Records from a data collection:
######
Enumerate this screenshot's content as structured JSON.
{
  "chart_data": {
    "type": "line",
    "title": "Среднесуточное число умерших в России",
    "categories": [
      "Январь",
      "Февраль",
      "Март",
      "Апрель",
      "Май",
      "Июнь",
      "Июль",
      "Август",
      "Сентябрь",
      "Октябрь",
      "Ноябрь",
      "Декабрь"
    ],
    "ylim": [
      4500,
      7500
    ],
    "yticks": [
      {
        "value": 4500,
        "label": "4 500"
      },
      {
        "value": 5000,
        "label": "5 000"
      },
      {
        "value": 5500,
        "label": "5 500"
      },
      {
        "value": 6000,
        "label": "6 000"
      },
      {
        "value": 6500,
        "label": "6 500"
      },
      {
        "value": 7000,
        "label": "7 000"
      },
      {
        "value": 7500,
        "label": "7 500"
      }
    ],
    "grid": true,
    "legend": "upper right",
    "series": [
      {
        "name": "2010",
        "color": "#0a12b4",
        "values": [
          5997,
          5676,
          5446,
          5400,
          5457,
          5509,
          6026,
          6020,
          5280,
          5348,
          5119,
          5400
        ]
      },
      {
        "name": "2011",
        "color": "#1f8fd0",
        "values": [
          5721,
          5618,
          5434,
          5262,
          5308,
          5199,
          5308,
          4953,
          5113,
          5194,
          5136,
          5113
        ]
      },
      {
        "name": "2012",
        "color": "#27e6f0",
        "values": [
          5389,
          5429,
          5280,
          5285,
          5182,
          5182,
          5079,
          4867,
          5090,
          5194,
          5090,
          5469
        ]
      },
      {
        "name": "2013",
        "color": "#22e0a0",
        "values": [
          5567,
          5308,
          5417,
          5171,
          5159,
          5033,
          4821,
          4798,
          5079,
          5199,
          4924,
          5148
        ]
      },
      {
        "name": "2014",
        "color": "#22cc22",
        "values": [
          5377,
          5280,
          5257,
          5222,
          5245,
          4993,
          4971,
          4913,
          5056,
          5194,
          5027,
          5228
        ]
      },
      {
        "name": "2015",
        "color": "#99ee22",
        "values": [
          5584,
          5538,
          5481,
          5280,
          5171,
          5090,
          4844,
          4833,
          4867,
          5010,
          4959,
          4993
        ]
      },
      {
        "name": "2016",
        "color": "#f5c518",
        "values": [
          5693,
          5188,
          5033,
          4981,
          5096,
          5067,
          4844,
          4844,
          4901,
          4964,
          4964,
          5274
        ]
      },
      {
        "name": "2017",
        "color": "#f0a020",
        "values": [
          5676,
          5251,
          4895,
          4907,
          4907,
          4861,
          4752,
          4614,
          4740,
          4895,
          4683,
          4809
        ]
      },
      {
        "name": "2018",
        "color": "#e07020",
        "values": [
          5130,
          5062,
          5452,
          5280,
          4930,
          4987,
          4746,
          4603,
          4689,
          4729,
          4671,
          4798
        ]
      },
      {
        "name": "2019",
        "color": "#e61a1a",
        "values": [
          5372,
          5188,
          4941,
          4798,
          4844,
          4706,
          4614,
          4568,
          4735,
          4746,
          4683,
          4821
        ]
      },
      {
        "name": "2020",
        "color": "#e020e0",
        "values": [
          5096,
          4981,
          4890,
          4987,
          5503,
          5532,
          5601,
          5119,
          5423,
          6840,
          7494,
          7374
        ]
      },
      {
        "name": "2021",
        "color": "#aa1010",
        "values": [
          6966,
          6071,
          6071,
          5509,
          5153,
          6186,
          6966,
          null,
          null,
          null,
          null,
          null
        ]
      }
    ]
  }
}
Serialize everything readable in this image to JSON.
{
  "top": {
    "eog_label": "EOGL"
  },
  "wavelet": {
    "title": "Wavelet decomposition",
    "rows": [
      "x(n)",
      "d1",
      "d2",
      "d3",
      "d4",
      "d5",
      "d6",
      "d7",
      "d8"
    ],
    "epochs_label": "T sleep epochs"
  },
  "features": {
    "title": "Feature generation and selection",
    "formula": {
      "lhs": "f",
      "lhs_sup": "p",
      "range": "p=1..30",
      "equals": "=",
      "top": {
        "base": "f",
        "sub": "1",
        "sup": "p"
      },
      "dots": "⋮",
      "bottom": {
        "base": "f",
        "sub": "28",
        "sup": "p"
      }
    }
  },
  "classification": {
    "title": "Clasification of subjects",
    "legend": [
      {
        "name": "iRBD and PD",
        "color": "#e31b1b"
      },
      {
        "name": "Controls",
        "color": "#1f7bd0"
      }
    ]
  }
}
######
- [What is asked] Count each line where the string "JSON" occurs, and write only the number.

- [Expected output] 2